DIRECTION: Output the material below unchanged, apart from leaving out the pictures.

DATA PROVIDED:

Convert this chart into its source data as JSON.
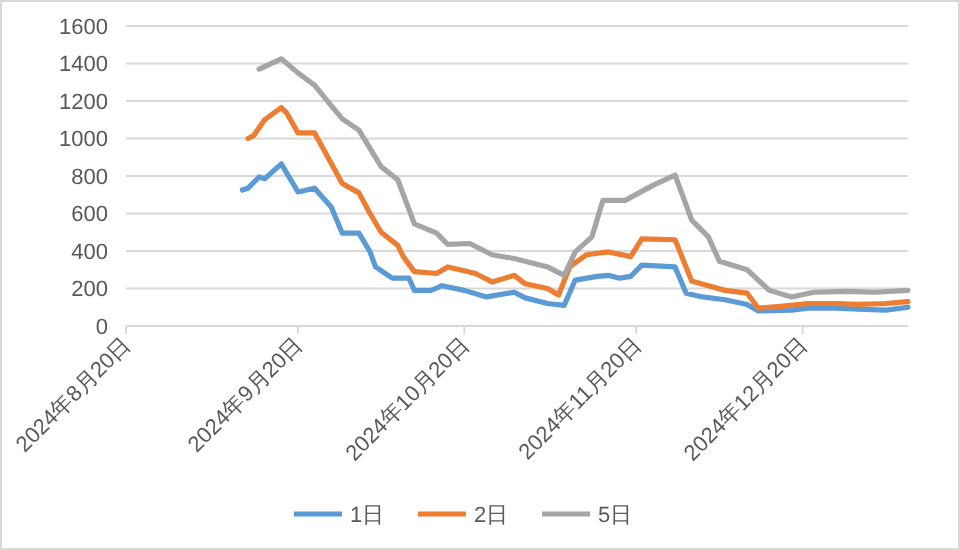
{
  "chart_data": {
    "type": "line",
    "xlim": [
      "2024-08-20",
      "2025-01-08"
    ],
    "xticks": [
      {
        "value": "2024-08-20",
        "label": "2024年8月20日"
      },
      {
        "value": "2024-09-20",
        "label": "2024年9月20日"
      },
      {
        "value": "2024-10-20",
        "label": "2024年10月20日"
      },
      {
        "value": "2024-11-20",
        "label": "2024年11月20日"
      },
      {
        "value": "2024-12-20",
        "label": "2024年12月20日"
      }
    ],
    "ylim": [
      0,
      1600
    ],
    "yticks": [
      0,
      200,
      400,
      600,
      800,
      1000,
      1200,
      1400,
      1600
    ],
    "grid": "y",
    "legend": "bottom",
    "marker": "none",
    "line_style": "solid",
    "series": [
      {
        "name": "1日",
        "color": "#5b9bd5",
        "x": [
          "2024-09-10",
          "2024-09-11",
          "2024-09-13",
          "2024-09-14",
          "2024-09-17",
          "2024-09-20",
          "2024-09-23",
          "2024-09-26",
          "2024-09-28",
          "2024-10-01",
          "2024-10-03",
          "2024-10-04",
          "2024-10-07",
          "2024-10-10",
          "2024-10-11",
          "2024-10-14",
          "2024-10-16",
          "2024-10-20",
          "2024-10-24",
          "2024-10-29",
          "2024-10-31",
          "2024-11-04",
          "2024-11-07",
          "2024-11-09",
          "2024-11-13",
          "2024-11-15",
          "2024-11-17",
          "2024-11-19",
          "2024-11-21",
          "2024-11-27",
          "2024-11-29",
          "2024-12-02",
          "2024-12-06",
          "2024-12-10",
          "2024-12-12",
          "2024-12-18",
          "2024-12-21",
          "2024-12-26",
          "2024-12-30",
          "2025-01-04",
          "2025-01-08"
        ],
        "values": [
          725,
          735,
          795,
          785,
          865,
          715,
          735,
          635,
          495,
          495,
          395,
          315,
          255,
          255,
          190,
          190,
          215,
          190,
          155,
          180,
          150,
          120,
          110,
          245,
          265,
          270,
          255,
          265,
          325,
          315,
          175,
          155,
          140,
          115,
          80,
          85,
          95,
          95,
          90,
          85,
          100
        ]
      },
      {
        "name": "2日",
        "color": "#ed7d31",
        "x": [
          "2024-09-11",
          "2024-09-12",
          "2024-09-14",
          "2024-09-17",
          "2024-09-18",
          "2024-09-20",
          "2024-09-23",
          "2024-09-28",
          "2024-10-01",
          "2024-10-03",
          "2024-10-05",
          "2024-10-08",
          "2024-10-09",
          "2024-10-11",
          "2024-10-15",
          "2024-10-17",
          "2024-10-20",
          "2024-10-22",
          "2024-10-25",
          "2024-10-29",
          "2024-10-31",
          "2024-11-04",
          "2024-11-06",
          "2024-11-08",
          "2024-11-11",
          "2024-11-15",
          "2024-11-19",
          "2024-11-21",
          "2024-11-27",
          "2024-11-30",
          "2024-12-03",
          "2024-12-06",
          "2024-12-10",
          "2024-12-12",
          "2024-12-16",
          "2024-12-21",
          "2024-12-26",
          "2024-12-30",
          "2025-01-04",
          "2025-01-08"
        ],
        "values": [
          1000,
          1015,
          1100,
          1165,
          1135,
          1030,
          1030,
          760,
          710,
          600,
          500,
          430,
          370,
          290,
          280,
          315,
          295,
          280,
          235,
          270,
          225,
          200,
          165,
          315,
          380,
          395,
          370,
          465,
          460,
          240,
          215,
          190,
          175,
          95,
          105,
          120,
          120,
          115,
          120,
          130
        ]
      },
      {
        "name": "5日",
        "color": "#a5a5a5",
        "x": [
          "2024-09-13",
          "2024-09-17",
          "2024-09-20",
          "2024-09-23",
          "2024-09-26",
          "2024-09-28",
          "2024-10-01",
          "2024-10-05",
          "2024-10-08",
          "2024-10-11",
          "2024-10-15",
          "2024-10-17",
          "2024-10-21",
          "2024-10-25",
          "2024-10-29",
          "2024-11-04",
          "2024-11-07",
          "2024-11-09",
          "2024-11-12",
          "2024-11-14",
          "2024-11-18",
          "2024-11-23",
          "2024-11-27",
          "2024-11-30",
          "2024-12-03",
          "2024-12-05",
          "2024-12-10",
          "2024-12-14",
          "2024-12-18",
          "2024-12-22",
          "2024-12-28",
          "2025-01-02",
          "2025-01-08"
        ],
        "values": [
          1370,
          1425,
          1350,
          1285,
          1175,
          1105,
          1045,
          850,
          780,
          545,
          495,
          435,
          440,
          380,
          360,
          315,
          270,
          395,
          475,
          670,
          670,
          750,
          805,
          565,
          475,
          345,
          300,
          190,
          155,
          180,
          185,
          180,
          190
        ]
      }
    ]
  }
}
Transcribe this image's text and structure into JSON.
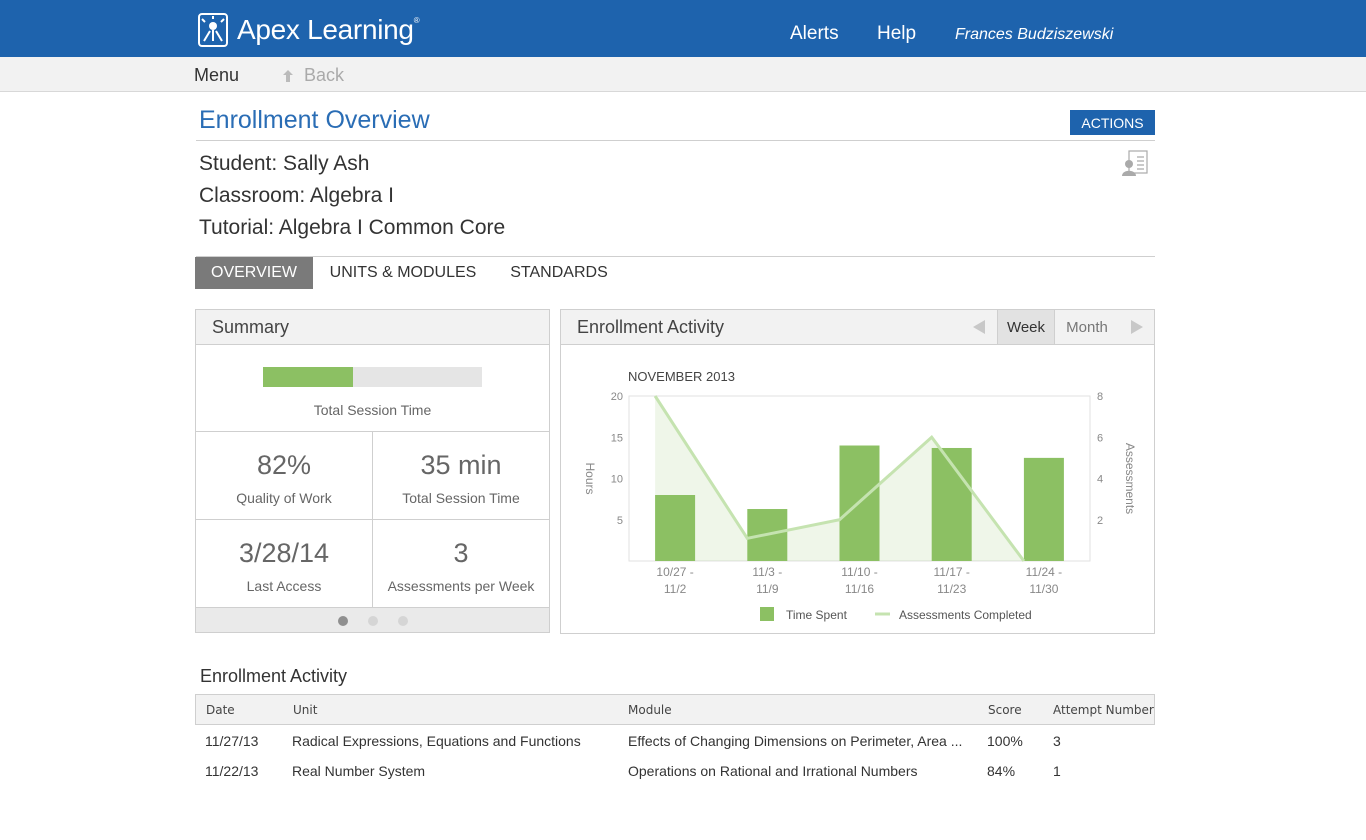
{
  "app": {
    "brand": "Apex Learning",
    "trademark": "®",
    "nav": {
      "alerts": "Alerts",
      "help": "Help"
    },
    "user_name": "Frances Budziszewski",
    "brand_color": "#1e63ad",
    "accent_green": "#8cc063"
  },
  "subbar": {
    "menu": "Menu",
    "back": "Back"
  },
  "header": {
    "title": "Enrollment Overview",
    "actions_label": "ACTIONS",
    "student": "Student: Sally Ash",
    "classroom": "Classroom: Algebra I",
    "tutorial": "Tutorial: Algebra I Common Core"
  },
  "tabs": [
    {
      "label": "OVERVIEW",
      "active": true
    },
    {
      "label": "UNITS & MODULES",
      "active": false
    },
    {
      "label": "STANDARDS",
      "active": false
    }
  ],
  "summary": {
    "title": "Summary",
    "session_bar_fraction": 0.41,
    "session_bar_label": "Total Session Time",
    "stats": [
      {
        "value": "82%",
        "label": "Quality of Work"
      },
      {
        "value": "35 min",
        "label": "Total Session Time"
      },
      {
        "value": "3/28/14",
        "label": "Last Access"
      },
      {
        "value": "3",
        "label": "Assessments per Week"
      }
    ],
    "page_count": 3,
    "page_active": 0
  },
  "activity_panel": {
    "title": "Enrollment Activity",
    "range_options": [
      "Week",
      "Month"
    ],
    "range_selected": "Week"
  },
  "chart_data": {
    "type": "bar",
    "title": "NOVEMBER 2013",
    "categories": [
      "10/27 -\n11/2",
      "11/3 -\n11/9",
      "11/10 -\n11/16",
      "11/17 -\n11/23",
      "11/24 -\n11/30"
    ],
    "series": [
      {
        "name": "Time Spent",
        "type": "bar",
        "axis": "left",
        "values": [
          8,
          6.3,
          14,
          13.7,
          12.5
        ]
      },
      {
        "name": "Assessments Completed",
        "type": "line",
        "axis": "right",
        "values": [
          8,
          1.1,
          2,
          6,
          0
        ]
      }
    ],
    "ylabel": "Hours",
    "y2label": "Assessments",
    "ylim": [
      0,
      20
    ],
    "y2lim": [
      0,
      8
    ],
    "yticks": [
      5,
      10,
      15,
      20
    ],
    "y2ticks": [
      2,
      4,
      6,
      8
    ],
    "legend": [
      "Time Spent",
      "Assessments Completed"
    ],
    "legend_position": "bottom"
  },
  "table": {
    "title": "Enrollment Activity",
    "columns": [
      "Date",
      "Unit",
      "Module",
      "Score",
      "Attempt Number"
    ],
    "rows": [
      [
        "11/27/13",
        "Radical Expressions, Equations and Functions",
        "Effects of Changing Dimensions on Perimeter, Area ...",
        "100%",
        "3"
      ],
      [
        "11/22/13",
        "Real Number System",
        "Operations on Rational and Irrational Numbers",
        "84%",
        "1"
      ]
    ]
  }
}
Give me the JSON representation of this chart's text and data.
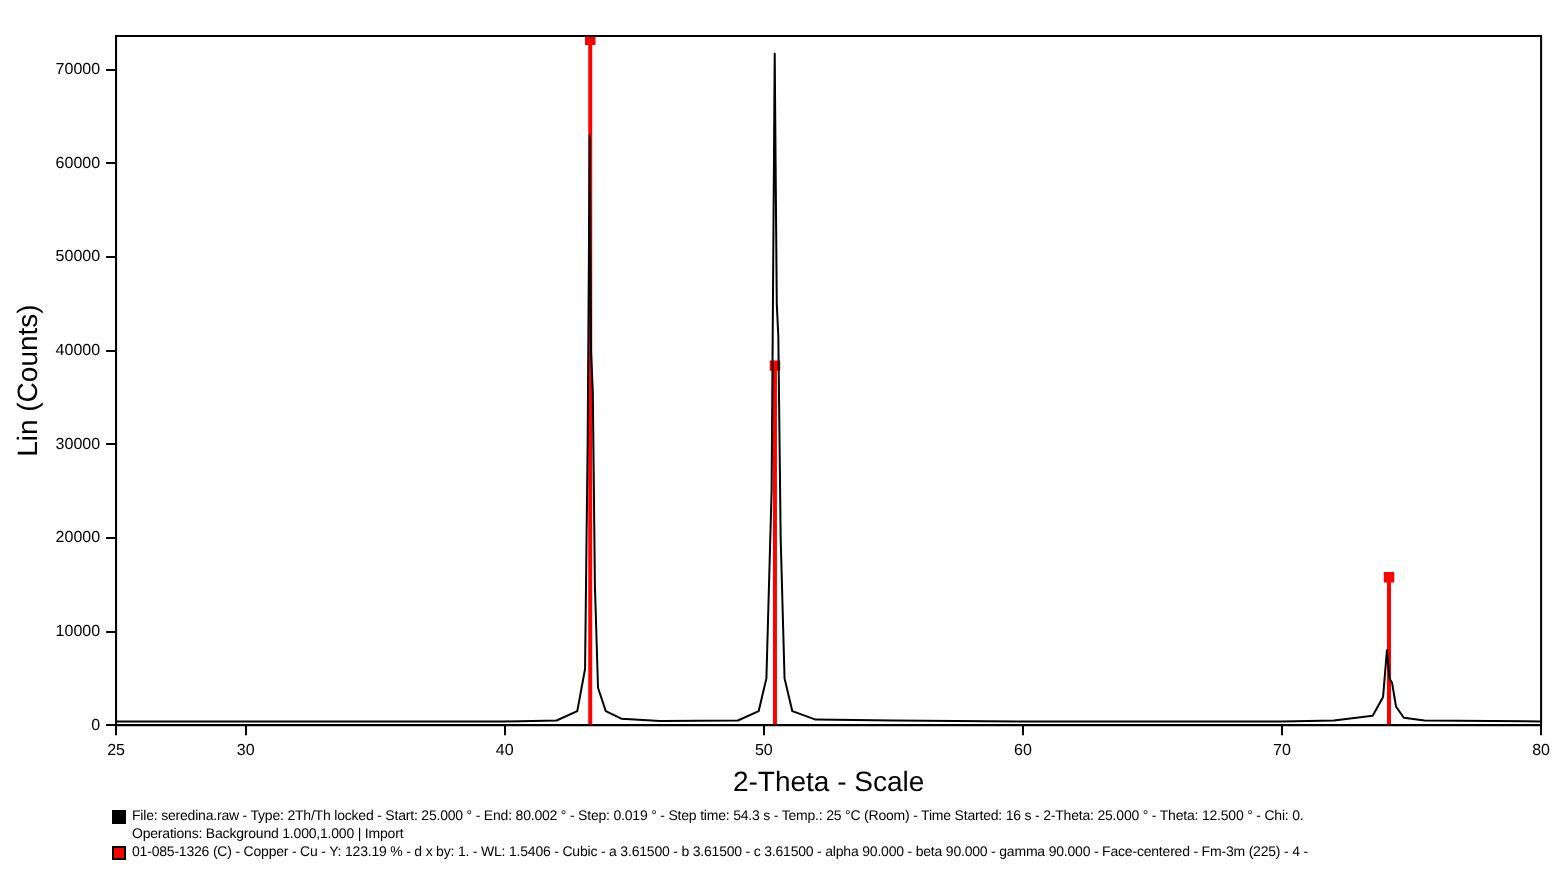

RESULT OF THE TASK:
Convert this chart into its source data as JSON.
{
  "chart_data": {
    "type": "line",
    "xlim": [
      "2024-08-20",
      "2025-01-08"
    ],
    "xticks": [
      {
        "value": "2024-08-20",
        "label": "2024年8月20日"
      },
      {
        "value": "2024-09-20",
        "label": "2024年9月20日"
      },
      {
        "value": "2024-10-20",
        "label": "2024年10月20日"
      },
      {
        "value": "2024-11-20",
        "label": "2024年11月20日"
      },
      {
        "value": "2024-12-20",
        "label": "2024年12月20日"
      }
    ],
    "ylim": [
      0,
      1600
    ],
    "yticks": [
      0,
      200,
      400,
      600,
      800,
      1000,
      1200,
      1400,
      1600
    ],
    "grid": "y",
    "legend": "bottom",
    "marker": "none",
    "line_style": "solid",
    "series": [
      {
        "name": "1日",
        "color": "#5b9bd5",
        "x": [
          "2024-09-10",
          "2024-09-11",
          "2024-09-13",
          "2024-09-14",
          "2024-09-17",
          "2024-09-20",
          "2024-09-23",
          "2024-09-26",
          "2024-09-28",
          "2024-10-01",
          "2024-10-03",
          "2024-10-04",
          "2024-10-07",
          "2024-10-10",
          "2024-10-11",
          "2024-10-14",
          "2024-10-16",
          "2024-10-20",
          "2024-10-24",
          "2024-10-29",
          "2024-10-31",
          "2024-11-04",
          "2024-11-07",
          "2024-11-09",
          "2024-11-13",
          "2024-11-15",
          "2024-11-17",
          "2024-11-19",
          "2024-11-21",
          "2024-11-27",
          "2024-11-29",
          "2024-12-02",
          "2024-12-06",
          "2024-12-10",
          "2024-12-12",
          "2024-12-18",
          "2024-12-21",
          "2024-12-26",
          "2024-12-30",
          "2025-01-04",
          "2025-01-08"
        ],
        "values": [
          725,
          735,
          795,
          785,
          865,
          715,
          735,
          635,
          495,
          495,
          395,
          315,
          255,
          255,
          190,
          190,
          215,
          190,
          155,
          180,
          150,
          120,
          110,
          245,
          265,
          270,
          255,
          265,
          325,
          315,
          175,
          155,
          140,
          115,
          80,
          85,
          95,
          95,
          90,
          85,
          100
        ]
      },
      {
        "name": "2日",
        "color": "#ed7d31",
        "x": [
          "2024-09-11",
          "2024-09-12",
          "2024-09-14",
          "2024-09-17",
          "2024-09-18",
          "2024-09-20",
          "2024-09-23",
          "2024-09-28",
          "2024-10-01",
          "2024-10-03",
          "2024-10-05",
          "2024-10-08",
          "2024-10-09",
          "2024-10-11",
          "2024-10-15",
          "2024-10-17",
          "2024-10-20",
          "2024-10-22",
          "2024-10-25",
          "2024-10-29",
          "2024-10-31",
          "2024-11-04",
          "2024-11-06",
          "2024-11-08",
          "2024-11-11",
          "2024-11-15",
          "2024-11-19",
          "2024-11-21",
          "2024-11-27",
          "2024-11-30",
          "2024-12-03",
          "2024-12-06",
          "2024-12-10",
          "2024-12-12",
          "2024-12-16",
          "2024-12-21",
          "2024-12-26",
          "2024-12-30",
          "2025-01-04",
          "2025-01-08"
        ],
        "values": [
          1000,
          1015,
          1100,
          1165,
          1135,
          1030,
          1030,
          760,
          710,
          600,
          500,
          430,
          370,
          290,
          280,
          315,
          295,
          280,
          235,
          270,
          225,
          200,
          165,
          315,
          380,
          395,
          370,
          465,
          460,
          240,
          215,
          190,
          175,
          95,
          105,
          120,
          120,
          115,
          120,
          130
        ]
      },
      {
        "name": "5日",
        "color": "#a5a5a5",
        "x": [
          "2024-09-13",
          "2024-09-17",
          "2024-09-20",
          "2024-09-23",
          "2024-09-26",
          "2024-09-28",
          "2024-10-01",
          "2024-10-05",
          "2024-10-08",
          "2024-10-11",
          "2024-10-15",
          "2024-10-17",
          "2024-10-21",
          "2024-10-25",
          "2024-10-29",
          "2024-11-04",
          "2024-11-07",
          "2024-11-09",
          "2024-11-12",
          "2024-11-14",
          "2024-11-18",
          "2024-11-23",
          "2024-11-27",
          "2024-11-30",
          "2024-12-03",
          "2024-12-05",
          "2024-12-10",
          "2024-12-14",
          "2024-12-18",
          "2024-12-22",
          "2024-12-28",
          "2025-01-02",
          "2025-01-08"
        ],
        "values": [
          1370,
          1425,
          1350,
          1285,
          1175,
          1105,
          1045,
          850,
          780,
          545,
          495,
          435,
          440,
          380,
          360,
          315,
          270,
          395,
          475,
          670,
          670,
          750,
          805,
          565,
          475,
          345,
          300,
          190,
          155,
          180,
          185,
          180,
          190
        ]
      }
    ]
  }
}
Transcribe this image's text and structure into JSON.
{
  "app": {
    "brand": "Apex Learning",
    "trademark": "®",
    "nav": {
      "alerts": "Alerts",
      "help": "Help"
    },
    "user_name": "Frances Budziszewski",
    "brand_color": "#1e63ad",
    "accent_green": "#8cc063"
  },
  "subbar": {
    "menu": "Menu",
    "back": "Back"
  },
  "header": {
    "title": "Enrollment Overview",
    "actions_label": "ACTIONS",
    "student": "Student: Sally Ash",
    "classroom": "Classroom: Algebra I",
    "tutorial": "Tutorial: Algebra I Common Core"
  },
  "tabs": [
    {
      "label": "OVERVIEW",
      "active": true
    },
    {
      "label": "UNITS & MODULES",
      "active": false
    },
    {
      "label": "STANDARDS",
      "active": false
    }
  ],
  "summary": {
    "title": "Summary",
    "session_bar_fraction": 0.41,
    "session_bar_label": "Total Session Time",
    "stats": [
      {
        "value": "82%",
        "label": "Quality of Work"
      },
      {
        "value": "35 min",
        "label": "Total Session Time"
      },
      {
        "value": "3/28/14",
        "label": "Last Access"
      },
      {
        "value": "3",
        "label": "Assessments per Week"
      }
    ],
    "page_count": 3,
    "page_active": 0
  },
  "activity_panel": {
    "title": "Enrollment Activity",
    "range_options": [
      "Week",
      "Month"
    ],
    "range_selected": "Week"
  },
  "chart_data": {
    "type": "bar",
    "title": "NOVEMBER 2013",
    "categories": [
      "10/27 -\n11/2",
      "11/3 -\n11/9",
      "11/10 -\n11/16",
      "11/17 -\n11/23",
      "11/24 -\n11/30"
    ],
    "series": [
      {
        "name": "Time Spent",
        "type": "bar",
        "axis": "left",
        "values": [
          8,
          6.3,
          14,
          13.7,
          12.5
        ]
      },
      {
        "name": "Assessments Completed",
        "type": "line",
        "axis": "right",
        "values": [
          8,
          1.1,
          2,
          6,
          0
        ]
      }
    ],
    "ylabel": "Hours",
    "y2label": "Assessments",
    "ylim": [
      0,
      20
    ],
    "y2lim": [
      0,
      8
    ],
    "yticks": [
      5,
      10,
      15,
      20
    ],
    "y2ticks": [
      2,
      4,
      6,
      8
    ],
    "legend": [
      "Time Spent",
      "Assessments Completed"
    ],
    "legend_position": "bottom"
  },
  "table": {
    "title": "Enrollment Activity",
    "columns": [
      "Date",
      "Unit",
      "Module",
      "Score",
      "Attempt Number"
    ],
    "rows": [
      [
        "11/27/13",
        "Radical Expressions, Equations and Functions",
        "Effects of Changing Dimensions on Perimeter, Area ...",
        "100%",
        "3"
      ],
      [
        "11/22/13",
        "Real Number System",
        "Operations on Rational and Irrational Numbers",
        "84%",
        "1"
      ]
    ]
  }
}
Give me the JSON representation of this chart's text and data.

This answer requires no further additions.